| PROBLEM STATEMENT |
Transcribe the lines from the one containing "Enumerate this screenshot's" to the last line, inclusive, word for word. Include no pictures.

--- BEGIN GIVEN RECORDS ---

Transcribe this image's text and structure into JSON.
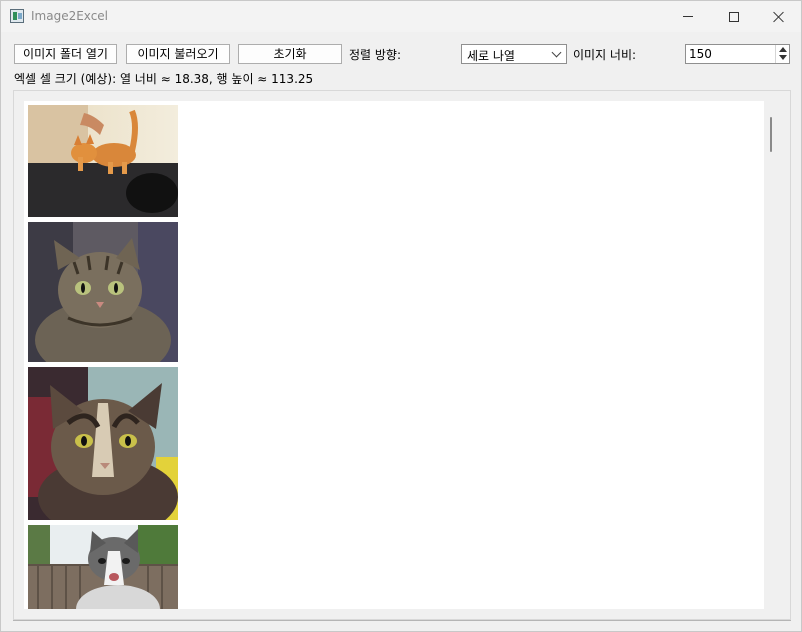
{
  "window": {
    "title": "Image2Excel"
  },
  "toolbar": {
    "open_folder_label": "이미지 폴더 열기",
    "load_images_label": "이미지 불러오기",
    "reset_label": "초기화",
    "sort_direction_label": "정렬 방향:",
    "sort_direction_value": "세로 나열",
    "image_width_label": "이미지 너비:",
    "image_width_value": "150"
  },
  "info": {
    "cell_size_text": "엑셀 셀 크기 (예상): 열 너비 ≈ 18.38, 행 높이 ≈ 113.25"
  },
  "images": [
    {
      "name": "cat-image-1",
      "description": "orange kitten on table"
    },
    {
      "name": "cat-image-2",
      "description": "tabby cat"
    },
    {
      "name": "cat-image-3",
      "description": "tortoiseshell cat"
    },
    {
      "name": "cat-image-4",
      "description": "gray and white cat outdoors"
    }
  ],
  "icons": {
    "app": "app-icon",
    "minimize": "minimize-icon",
    "maximize": "maximize-icon",
    "close": "close-icon",
    "dropdown": "chevron-down-icon",
    "spin_up": "spin-up-icon",
    "spin_down": "spin-down-icon"
  }
}
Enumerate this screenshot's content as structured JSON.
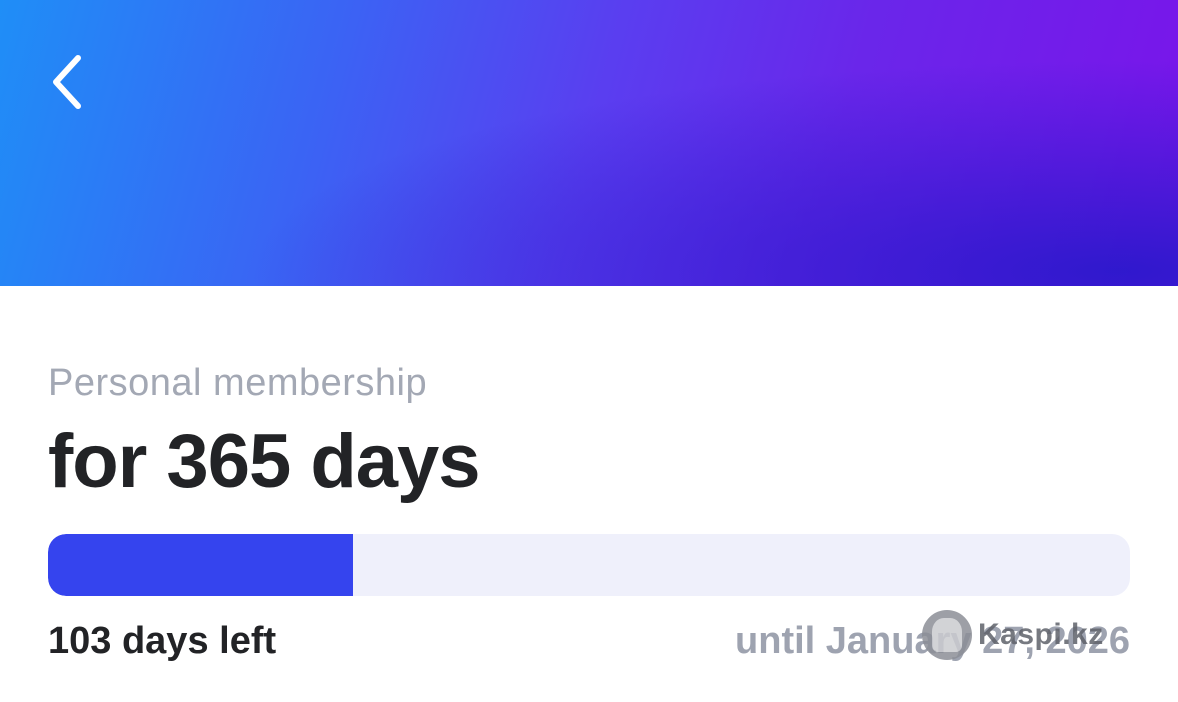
{
  "header": {
    "back_icon": "chevron-left-icon",
    "gradient_colors": [
      "#1f8ef7",
      "#5a3ef0",
      "#7a14ea",
      "#2319c8"
    ]
  },
  "membership": {
    "type_label": "Personal membership",
    "duration_title": "for 365 days",
    "progress": {
      "elapsed_fraction": 0.282,
      "fill_color": "#3544ee",
      "track_color": "#eff0fb"
    },
    "days_left_text": "103 days left",
    "expiry_text": "until January 27, 2026"
  },
  "watermark": {
    "text": "Kaspi.kz"
  }
}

--- END GIVEN RECORDS ---

| EXERCISE RESPONSE |
Enumerate this screenshot's content as structured JSON.
{
  "header": {
    "back_icon": "chevron-left-icon",
    "gradient_colors": [
      "#1f8ef7",
      "#5a3ef0",
      "#7a14ea",
      "#2319c8"
    ]
  },
  "membership": {
    "type_label": "Personal membership",
    "duration_title": "for 365 days",
    "progress": {
      "elapsed_fraction": 0.282,
      "fill_color": "#3544ee",
      "track_color": "#eff0fb"
    },
    "days_left_text": "103 days left",
    "expiry_text": "until January 27, 2026"
  },
  "watermark": {
    "text": "Kaspi.kz"
  }
}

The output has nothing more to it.